Prevalence of the Short Face Pattern in Individuals of Bauru-Brazil

Douglas Rezende Bastos, Ana Cláudia de Castro Ferreira Conti, Leopoldino Capelozza Filho, Renata Rodrigues de Almeida-Pedrin, Maurício de Almeida Cardoso


This study aimed at assessing the prevalence and severity of short face pattern in ethnically different individuals.

Material and Methods:

The sample comprised 4,409 Brazilians (2,192 females and 2,217 males), with a mean age of 13 years, enrolled in secondary schools in the municipality of Bauru. The sample inclusion criteria involved subjects with vertically impaired facial relationship based on excessive lip compression, when standing at natural head position, with the lips at rest. Once short face syndrome had been identified, the individuals were classified into three severity subtypes: mild, moderate, and severe. The sample was then stratified by ethnic background as White (Caucasoid), Black (African descent), Brown (mixed Caucasian–African descent), Yellow (Asian descent), and Brazilian Indian (Native Brazilian descent), using the Brazilian Institute of Geography and Statistics classification. The chi-square test at the 5% significance level was used to compare frequency ratios of individuals with vertically impaired facial relationships and across different ethnicities, according to severity.

- [What this exercise asks]
A. Return the portion of the short face study text between "Douglas Rezende Bastos, Ana" and "ethnically different individuals.", inclusive.
B. Extend the short face study text, starting after its final sentence.

- [Study material]
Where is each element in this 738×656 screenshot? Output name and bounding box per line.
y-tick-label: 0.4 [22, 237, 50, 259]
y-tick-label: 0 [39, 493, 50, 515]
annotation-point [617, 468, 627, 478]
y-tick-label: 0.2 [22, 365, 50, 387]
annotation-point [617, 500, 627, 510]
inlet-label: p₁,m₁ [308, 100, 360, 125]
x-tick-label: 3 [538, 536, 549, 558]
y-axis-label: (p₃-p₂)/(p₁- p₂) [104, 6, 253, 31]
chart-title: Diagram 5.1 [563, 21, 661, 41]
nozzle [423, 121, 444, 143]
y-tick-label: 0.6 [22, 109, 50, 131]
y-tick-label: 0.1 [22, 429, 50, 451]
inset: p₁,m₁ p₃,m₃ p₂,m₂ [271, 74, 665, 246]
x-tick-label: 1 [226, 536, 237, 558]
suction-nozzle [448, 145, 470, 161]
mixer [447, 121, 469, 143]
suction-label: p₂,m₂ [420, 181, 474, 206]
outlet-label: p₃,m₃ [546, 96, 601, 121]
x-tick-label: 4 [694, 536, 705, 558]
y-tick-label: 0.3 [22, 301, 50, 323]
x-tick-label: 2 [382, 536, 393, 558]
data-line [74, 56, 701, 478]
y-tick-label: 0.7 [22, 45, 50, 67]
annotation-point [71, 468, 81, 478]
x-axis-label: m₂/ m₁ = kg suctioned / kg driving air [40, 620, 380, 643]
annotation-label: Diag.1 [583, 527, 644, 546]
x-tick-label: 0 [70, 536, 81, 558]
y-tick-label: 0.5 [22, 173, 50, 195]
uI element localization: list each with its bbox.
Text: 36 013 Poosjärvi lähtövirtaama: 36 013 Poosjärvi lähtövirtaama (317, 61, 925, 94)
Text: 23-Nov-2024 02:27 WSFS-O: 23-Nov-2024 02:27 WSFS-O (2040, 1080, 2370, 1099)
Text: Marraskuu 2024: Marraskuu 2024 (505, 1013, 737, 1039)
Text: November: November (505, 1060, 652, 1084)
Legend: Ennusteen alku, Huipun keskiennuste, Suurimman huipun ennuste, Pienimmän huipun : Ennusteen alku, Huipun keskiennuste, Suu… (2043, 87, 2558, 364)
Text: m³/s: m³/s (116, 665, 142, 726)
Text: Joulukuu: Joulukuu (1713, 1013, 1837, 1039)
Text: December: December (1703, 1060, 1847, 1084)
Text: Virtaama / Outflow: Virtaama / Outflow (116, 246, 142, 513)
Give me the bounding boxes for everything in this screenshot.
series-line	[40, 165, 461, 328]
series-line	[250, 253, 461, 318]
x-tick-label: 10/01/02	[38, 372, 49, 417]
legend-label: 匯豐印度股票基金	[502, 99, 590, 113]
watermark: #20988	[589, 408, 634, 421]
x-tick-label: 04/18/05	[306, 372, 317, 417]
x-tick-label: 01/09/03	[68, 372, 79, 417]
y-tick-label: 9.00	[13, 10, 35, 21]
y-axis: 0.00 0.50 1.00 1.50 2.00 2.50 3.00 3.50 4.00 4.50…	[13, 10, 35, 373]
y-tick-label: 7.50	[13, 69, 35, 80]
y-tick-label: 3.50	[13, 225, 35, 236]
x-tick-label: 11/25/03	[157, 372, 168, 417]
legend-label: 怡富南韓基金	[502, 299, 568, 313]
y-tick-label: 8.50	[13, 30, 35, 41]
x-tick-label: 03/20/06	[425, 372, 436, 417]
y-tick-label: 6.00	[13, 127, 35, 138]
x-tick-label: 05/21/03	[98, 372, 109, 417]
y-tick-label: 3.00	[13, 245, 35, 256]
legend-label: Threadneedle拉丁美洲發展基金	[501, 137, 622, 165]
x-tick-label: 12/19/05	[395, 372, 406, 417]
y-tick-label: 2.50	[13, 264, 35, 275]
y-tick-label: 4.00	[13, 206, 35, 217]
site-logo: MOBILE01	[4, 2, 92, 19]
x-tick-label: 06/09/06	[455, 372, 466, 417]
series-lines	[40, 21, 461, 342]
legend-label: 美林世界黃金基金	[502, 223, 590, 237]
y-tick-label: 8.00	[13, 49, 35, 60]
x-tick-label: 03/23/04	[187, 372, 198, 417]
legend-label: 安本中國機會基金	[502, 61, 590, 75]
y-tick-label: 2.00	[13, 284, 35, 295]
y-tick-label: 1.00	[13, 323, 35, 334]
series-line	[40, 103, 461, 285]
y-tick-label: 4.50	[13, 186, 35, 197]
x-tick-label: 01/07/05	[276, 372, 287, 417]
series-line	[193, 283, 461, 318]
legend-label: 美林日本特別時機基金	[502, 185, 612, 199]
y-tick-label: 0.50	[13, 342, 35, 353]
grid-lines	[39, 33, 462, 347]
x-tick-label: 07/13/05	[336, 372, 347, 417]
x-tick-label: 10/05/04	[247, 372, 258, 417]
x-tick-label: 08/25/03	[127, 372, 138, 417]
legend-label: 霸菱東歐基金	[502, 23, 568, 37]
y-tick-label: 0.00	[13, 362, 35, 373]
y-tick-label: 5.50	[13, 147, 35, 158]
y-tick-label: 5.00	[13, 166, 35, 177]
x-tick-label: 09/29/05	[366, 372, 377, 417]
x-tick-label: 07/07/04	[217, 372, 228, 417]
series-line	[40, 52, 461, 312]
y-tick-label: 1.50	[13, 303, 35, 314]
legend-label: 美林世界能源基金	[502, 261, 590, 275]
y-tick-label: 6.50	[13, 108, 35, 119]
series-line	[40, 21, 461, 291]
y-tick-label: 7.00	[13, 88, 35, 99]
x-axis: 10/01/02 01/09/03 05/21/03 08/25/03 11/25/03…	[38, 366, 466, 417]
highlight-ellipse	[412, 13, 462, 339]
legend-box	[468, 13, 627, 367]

- [Written responses]
A.
Douglas Rezende Bastos, Ana Cláudia de Castro Ferreira Conti, Leopoldino Capelozza Filho, Renata Rodrigues de Almeida-Pedrin, Maurício de Almeida Cardoso


This study aimed at assessing the prevalence and severity of short face pattern in ethnically different individuals.

B.
The prevalence of short face pattern was 3.15%, as 1.11%, 1.99%, and 0.02% considered mild, moderate and severe subtypes, respectively. The severe subtype was rare (0.02%) and found only in one White individual. The White group had the highest relative frequency (45.53%) of the moderate subtype, followed by Brown individuals (43.40%). In the mild subtype, Yellow (68.08%) and White (62.21%) individuals showed similar and higher relative frequency values.


The prevalence of short face pattern was 3.15%, and White individuals had the highest prevalence.